Written request — Transcribe the full listing below exactly.

Exercise materials —
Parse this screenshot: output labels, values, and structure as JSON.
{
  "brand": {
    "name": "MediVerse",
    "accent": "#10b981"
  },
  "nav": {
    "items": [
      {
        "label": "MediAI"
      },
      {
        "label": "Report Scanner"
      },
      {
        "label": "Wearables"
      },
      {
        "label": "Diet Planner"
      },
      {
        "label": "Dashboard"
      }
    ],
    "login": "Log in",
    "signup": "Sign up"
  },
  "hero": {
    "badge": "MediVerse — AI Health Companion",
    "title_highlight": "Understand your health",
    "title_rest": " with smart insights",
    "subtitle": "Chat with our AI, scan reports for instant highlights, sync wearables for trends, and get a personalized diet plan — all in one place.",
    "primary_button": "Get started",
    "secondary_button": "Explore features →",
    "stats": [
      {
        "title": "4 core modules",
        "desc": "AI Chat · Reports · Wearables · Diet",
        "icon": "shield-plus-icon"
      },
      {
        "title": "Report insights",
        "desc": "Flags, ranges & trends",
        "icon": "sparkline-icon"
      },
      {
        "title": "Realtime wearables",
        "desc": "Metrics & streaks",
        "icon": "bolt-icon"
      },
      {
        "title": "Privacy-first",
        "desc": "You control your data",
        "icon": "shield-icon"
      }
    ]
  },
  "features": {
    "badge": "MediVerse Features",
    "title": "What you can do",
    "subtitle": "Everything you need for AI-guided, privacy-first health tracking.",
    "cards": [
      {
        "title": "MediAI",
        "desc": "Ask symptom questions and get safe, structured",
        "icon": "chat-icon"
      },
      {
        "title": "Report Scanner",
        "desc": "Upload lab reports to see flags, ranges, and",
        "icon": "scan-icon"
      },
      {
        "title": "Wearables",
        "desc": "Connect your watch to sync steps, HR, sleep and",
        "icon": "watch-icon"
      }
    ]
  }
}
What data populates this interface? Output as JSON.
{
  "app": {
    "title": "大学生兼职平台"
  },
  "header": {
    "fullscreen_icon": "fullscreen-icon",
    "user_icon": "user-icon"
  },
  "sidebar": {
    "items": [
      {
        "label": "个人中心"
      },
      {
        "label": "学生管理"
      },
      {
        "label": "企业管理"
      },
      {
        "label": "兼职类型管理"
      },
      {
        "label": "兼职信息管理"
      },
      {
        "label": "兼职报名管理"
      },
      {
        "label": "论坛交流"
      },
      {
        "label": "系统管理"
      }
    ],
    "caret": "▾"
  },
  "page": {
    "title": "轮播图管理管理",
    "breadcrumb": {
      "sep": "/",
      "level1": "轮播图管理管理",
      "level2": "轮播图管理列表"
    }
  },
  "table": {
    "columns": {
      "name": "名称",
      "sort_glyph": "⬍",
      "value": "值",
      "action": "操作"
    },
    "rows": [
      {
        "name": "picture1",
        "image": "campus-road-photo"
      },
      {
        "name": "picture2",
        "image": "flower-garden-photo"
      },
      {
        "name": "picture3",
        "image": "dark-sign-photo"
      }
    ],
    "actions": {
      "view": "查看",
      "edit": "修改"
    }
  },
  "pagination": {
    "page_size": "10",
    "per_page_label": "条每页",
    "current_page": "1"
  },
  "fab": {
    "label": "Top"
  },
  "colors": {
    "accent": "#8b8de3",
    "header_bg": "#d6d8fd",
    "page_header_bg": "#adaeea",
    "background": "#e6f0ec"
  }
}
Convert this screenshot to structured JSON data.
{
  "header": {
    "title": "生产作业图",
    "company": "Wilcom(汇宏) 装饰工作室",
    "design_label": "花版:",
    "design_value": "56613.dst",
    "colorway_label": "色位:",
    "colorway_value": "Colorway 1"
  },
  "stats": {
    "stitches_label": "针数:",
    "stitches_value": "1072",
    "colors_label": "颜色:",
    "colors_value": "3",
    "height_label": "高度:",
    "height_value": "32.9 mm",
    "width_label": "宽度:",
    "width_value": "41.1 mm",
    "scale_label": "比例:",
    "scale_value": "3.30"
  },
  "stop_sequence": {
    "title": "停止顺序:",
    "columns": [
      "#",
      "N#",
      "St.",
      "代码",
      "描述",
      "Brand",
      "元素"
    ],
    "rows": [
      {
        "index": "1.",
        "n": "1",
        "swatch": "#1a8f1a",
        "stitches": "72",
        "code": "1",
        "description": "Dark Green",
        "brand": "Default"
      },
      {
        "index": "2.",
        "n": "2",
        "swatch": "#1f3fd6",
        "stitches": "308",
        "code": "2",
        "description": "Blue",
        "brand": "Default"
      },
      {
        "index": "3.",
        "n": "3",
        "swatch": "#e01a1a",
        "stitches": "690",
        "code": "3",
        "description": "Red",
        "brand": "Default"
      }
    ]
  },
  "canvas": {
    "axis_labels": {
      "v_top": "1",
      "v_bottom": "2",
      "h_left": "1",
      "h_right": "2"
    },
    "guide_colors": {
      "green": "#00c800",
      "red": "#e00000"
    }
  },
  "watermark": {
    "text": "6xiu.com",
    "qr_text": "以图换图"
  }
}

Correct result —
Parse this screenshot: output labels, values, and structure as JSON.
{
  "brand": {
    "name": "MediVerse",
    "accent": "#10b981"
  },
  "nav": {
    "items": [
      {
        "label": "MediAI"
      },
      {
        "label": "Report Scanner"
      },
      {
        "label": "Wearables"
      },
      {
        "label": "Diet Planner"
      },
      {
        "label": "Dashboard"
      }
    ],
    "login": "Log in",
    "signup": "Sign up"
  },
  "hero": {
    "badge": "MediVerse — AI Health Companion",
    "title_highlight": "Understand your health",
    "title_rest": " with smart insights",
    "subtitle": "Chat with our AI, scan reports for instant highlights, sync wearables for trends, and get a personalized diet plan — all in one place.",
    "primary_button": "Get started",
    "secondary_button": "Explore features →",
    "stats": [
      {
        "title": "4 core modules",
        "desc": "AI Chat · Reports · Wearables · Diet",
        "icon": "shield-plus-icon"
      },
      {
        "title": "Report insights",
        "desc": "Flags, ranges & trends",
        "icon": "sparkline-icon"
      },
      {
        "title": "Realtime wearables",
        "desc": "Metrics & streaks",
        "icon": "bolt-icon"
      },
      {
        "title": "Privacy-first",
        "desc": "You control your data",
        "icon": "shield-icon"
      }
    ]
  },
  "features": {
    "badge": "MediVerse Features",
    "title": "What you can do",
    "subtitle": "Everything you need for AI-guided, privacy-first health tracking.",
    "cards": [
      {
        "title": "MediAI",
        "desc": "Ask symptom questions and get safe, structured",
        "icon": "chat-icon"
      },
      {
        "title": "Report Scanner",
        "desc": "Upload lab reports to see flags, ranges, and",
        "icon": "scan-icon"
      },
      {
        "title": "Wearables",
        "desc": "Connect your watch to sync steps, HR, sleep and",
        "icon": "watch-icon"
      }
    ]
  }
}
What data populates this interface? Output as JSON.
{
  "app": {
    "title": "大学生兼职平台"
  },
  "header": {
    "fullscreen_icon": "fullscreen-icon",
    "user_icon": "user-icon"
  },
  "sidebar": {
    "items": [
      {
        "label": "个人中心"
      },
      {
        "label": "学生管理"
      },
      {
        "label": "企业管理"
      },
      {
        "label": "兼职类型管理"
      },
      {
        "label": "兼职信息管理"
      },
      {
        "label": "兼职报名管理"
      },
      {
        "label": "论坛交流"
      },
      {
        "label": "系统管理"
      }
    ],
    "caret": "▾"
  },
  "page": {
    "title": "轮播图管理管理",
    "breadcrumb": {
      "sep": "/",
      "level1": "轮播图管理管理",
      "level2": "轮播图管理列表"
    }
  },
  "table": {
    "columns": {
      "name": "名称",
      "sort_glyph": "⬍",
      "value": "值",
      "action": "操作"
    },
    "rows": [
      {
        "name": "picture1",
        "image": "campus-road-photo"
      },
      {
        "name": "picture2",
        "image": "flower-garden-photo"
      },
      {
        "name": "picture3",
        "image": "dark-sign-photo"
      }
    ],
    "actions": {
      "view": "查看",
      "edit": "修改"
    }
  },
  "pagination": {
    "page_size": "10",
    "per_page_label": "条每页",
    "current_page": "1"
  },
  "fab": {
    "label": "Top"
  },
  "colors": {
    "accent": "#8b8de3",
    "header_bg": "#d6d8fd",
    "page_header_bg": "#adaeea",
    "background": "#e6f0ec"
  }
}
Convert this screenshot to structured JSON data.
{
  "header": {
    "title": "生产作业图",
    "company": "Wilcom(汇宏) 装饰工作室",
    "design_label": "花版:",
    "design_value": "56613.dst",
    "colorway_label": "色位:",
    "colorway_value": "Colorway 1"
  },
  "stats": {
    "stitches_label": "针数:",
    "stitches_value": "1072",
    "colors_label": "颜色:",
    "colors_value": "3",
    "height_label": "高度:",
    "height_value": "32.9 mm",
    "width_label": "宽度:",
    "width_value": "41.1 mm",
    "scale_label": "比例:",
    "scale_value": "3.30"
  },
  "stop_sequence": {
    "title": "停止顺序:",
    "columns": [
      "#",
      "N#",
      "St.",
      "代码",
      "描述",
      "Brand",
      "元素"
    ],
    "rows": [
      {
        "index": "1.",
        "n": "1",
        "swatch": "#1a8f1a",
        "stitches": "72",
        "code": "1",
        "description": "Dark Green",
        "brand": "Default"
      },
      {
        "index": "2.",
        "n": "2",
        "swatch": "#1f3fd6",
        "stitches": "308",
        "code": "2",
        "description": "Blue",
        "brand": "Default"
      },
      {
        "index": "3.",
        "n": "3",
        "swatch": "#e01a1a",
        "stitches": "690",
        "code": "3",
        "description": "Red",
        "brand": "Default"
      }
    ]
  },
  "canvas": {
    "axis_labels": {
      "v_top": "1",
      "v_bottom": "2",
      "h_left": "1",
      "h_right": "2"
    },
    "guide_colors": {
      "green": "#00c800",
      "red": "#e00000"
    }
  },
  "watermark": {
    "text": "6xiu.com",
    "qr_text": "以图换图"
  }
}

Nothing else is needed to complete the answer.